**Task goal**
Render every entry verbatim.

**Task data**
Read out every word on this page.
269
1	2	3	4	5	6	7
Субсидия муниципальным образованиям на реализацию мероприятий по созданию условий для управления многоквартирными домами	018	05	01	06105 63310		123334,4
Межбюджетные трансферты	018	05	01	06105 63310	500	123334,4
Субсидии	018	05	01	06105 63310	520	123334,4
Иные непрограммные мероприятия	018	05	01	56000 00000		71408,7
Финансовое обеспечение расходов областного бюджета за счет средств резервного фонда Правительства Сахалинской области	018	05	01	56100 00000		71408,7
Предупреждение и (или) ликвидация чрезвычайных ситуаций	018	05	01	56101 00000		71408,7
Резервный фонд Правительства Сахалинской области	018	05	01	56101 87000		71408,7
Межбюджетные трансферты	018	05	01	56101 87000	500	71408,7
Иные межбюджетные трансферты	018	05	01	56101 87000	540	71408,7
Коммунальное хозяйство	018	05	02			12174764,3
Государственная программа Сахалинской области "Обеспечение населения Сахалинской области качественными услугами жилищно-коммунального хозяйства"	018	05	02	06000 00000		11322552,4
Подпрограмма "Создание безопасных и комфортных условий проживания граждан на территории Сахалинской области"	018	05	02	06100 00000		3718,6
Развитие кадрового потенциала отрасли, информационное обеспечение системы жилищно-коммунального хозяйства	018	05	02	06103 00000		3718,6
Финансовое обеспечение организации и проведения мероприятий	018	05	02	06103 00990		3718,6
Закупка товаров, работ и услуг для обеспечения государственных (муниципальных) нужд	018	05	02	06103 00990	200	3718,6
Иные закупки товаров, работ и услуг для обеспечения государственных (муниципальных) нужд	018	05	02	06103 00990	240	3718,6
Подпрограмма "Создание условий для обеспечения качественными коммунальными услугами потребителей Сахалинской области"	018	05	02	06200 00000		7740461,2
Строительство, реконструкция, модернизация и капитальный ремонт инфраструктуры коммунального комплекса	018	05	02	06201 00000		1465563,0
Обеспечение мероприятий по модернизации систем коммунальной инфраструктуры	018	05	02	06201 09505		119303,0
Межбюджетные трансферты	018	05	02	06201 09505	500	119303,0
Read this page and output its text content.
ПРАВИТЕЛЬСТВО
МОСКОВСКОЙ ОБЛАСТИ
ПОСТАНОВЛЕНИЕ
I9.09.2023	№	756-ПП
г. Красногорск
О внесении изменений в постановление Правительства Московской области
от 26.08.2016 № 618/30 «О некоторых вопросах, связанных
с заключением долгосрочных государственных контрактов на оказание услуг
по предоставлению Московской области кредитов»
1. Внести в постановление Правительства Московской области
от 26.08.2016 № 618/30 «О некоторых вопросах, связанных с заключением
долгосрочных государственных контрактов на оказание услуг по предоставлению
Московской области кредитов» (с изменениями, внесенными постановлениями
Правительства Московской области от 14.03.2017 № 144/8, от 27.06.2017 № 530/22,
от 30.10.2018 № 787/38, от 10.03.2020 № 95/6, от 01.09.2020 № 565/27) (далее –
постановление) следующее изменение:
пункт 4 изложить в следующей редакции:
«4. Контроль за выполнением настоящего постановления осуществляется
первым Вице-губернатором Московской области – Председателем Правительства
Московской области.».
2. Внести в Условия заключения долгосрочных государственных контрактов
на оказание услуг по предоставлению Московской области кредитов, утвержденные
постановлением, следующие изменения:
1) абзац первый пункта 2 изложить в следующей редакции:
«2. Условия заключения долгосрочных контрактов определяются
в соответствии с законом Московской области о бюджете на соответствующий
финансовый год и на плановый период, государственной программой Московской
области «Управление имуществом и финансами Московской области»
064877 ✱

**Completed exercise**
Read out every word on this page.
269
1	2	3	4	5	6	7
Субсидия муниципальным образованиям на реализацию мероприятий по созданию условий для управления многоквартирными домами	018	05	01	06105 63310		123334,4
Межбюджетные трансферты	018	05	01	06105 63310	500	123334,4
Субсидии	018	05	01	06105 63310	520	123334,4
Иные непрограммные мероприятия	018	05	01	56000 00000		71408,7
Финансовое обеспечение расходов областного бюджета за счет средств резервного фонда Правительства Сахалинской области	018	05	01	56100 00000		71408,7
Предупреждение и (или) ликвидация чрезвычайных ситуаций	018	05	01	56101 00000		71408,7
Резервный фонд Правительства Сахалинской области	018	05	01	56101 87000		71408,7
Межбюджетные трансферты	018	05	01	56101 87000	500	71408,7
Иные межбюджетные трансферты	018	05	01	56101 87000	540	71408,7
Коммунальное хозяйство	018	05	02			12174764,3
Государственная программа Сахалинской области "Обеспечение населения Сахалинской области качественными услугами жилищно-коммунального хозяйства"	018	05	02	06000 00000		11322552,4
Подпрограмма "Создание безопасных и комфортных условий проживания граждан на территории Сахалинской области"	018	05	02	06100 00000		3718,6
Развитие кадрового потенциала отрасли, информационное обеспечение системы жилищно-коммунального хозяйства	018	05	02	06103 00000		3718,6
Финансовое обеспечение организации и проведения мероприятий	018	05	02	06103 00990		3718,6
Закупка товаров, работ и услуг для обеспечения государственных (муниципальных) нужд	018	05	02	06103 00990	200	3718,6
Иные закупки товаров, работ и услуг для обеспечения государственных (муниципальных) нужд	018	05	02	06103 00990	240	3718,6
Подпрограмма "Создание условий для обеспечения качественными коммунальными услугами потребителей Сахалинской области"	018	05	02	06200 00000		7740461,2
Строительство, реконструкция, модернизация и капитальный ремонт инфраструктуры коммунального комплекса	018	05	02	06201 00000		1465563,0
Обеспечение мероприятий по модернизации систем коммунальной инфраструктуры	018	05	02	06201 09505		119303,0
Межбюджетные трансферты	018	05	02	06201 09505	500	119303,0
Read this page and output its text content.
ПРАВИТЕЛЬСТВО
МОСКОВСКОЙ ОБЛАСТИ
ПОСТАНОВЛЕНИЕ
I9.09.2023	№	756-ПП
г. Красногорск
О внесении изменений в постановление Правительства Московской области
от 26.08.2016 № 618/30 «О некоторых вопросах, связанных
с заключением долгосрочных государственных контрактов на оказание услуг
по предоставлению Московской области кредитов»
1. Внести в постановление Правительства Московской области
от 26.08.2016 № 618/30 «О некоторых вопросах, связанных с заключением
долгосрочных государственных контрактов на оказание услуг по предоставлению
Московской области кредитов» (с изменениями, внесенными постановлениями
Правительства Московской области от 14.03.2017 № 144/8, от 27.06.2017 № 530/22,
от 30.10.2018 № 787/38, от 10.03.2020 № 95/6, от 01.09.2020 № 565/27) (далее –
постановление) следующее изменение:
пункт 4 изложить в следующей редакции:
«4. Контроль за выполнением настоящего постановления осуществляется
первым Вице-губернатором Московской области – Председателем Правительства
Московской области.».
2. Внести в Условия заключения долгосрочных государственных контрактов
на оказание услуг по предоставлению Московской области кредитов, утвержденные
постановлением, следующие изменения:
1) абзац первый пункта 2 изложить в следующей редакции:
«2. Условия заключения долгосрочных контрактов определяются
в соответствии с законом Московской области о бюджете на соответствующий
финансовый год и на плановый период, государственной программой Московской
области «Управление имуществом и финансами Московской области»
064877 ✱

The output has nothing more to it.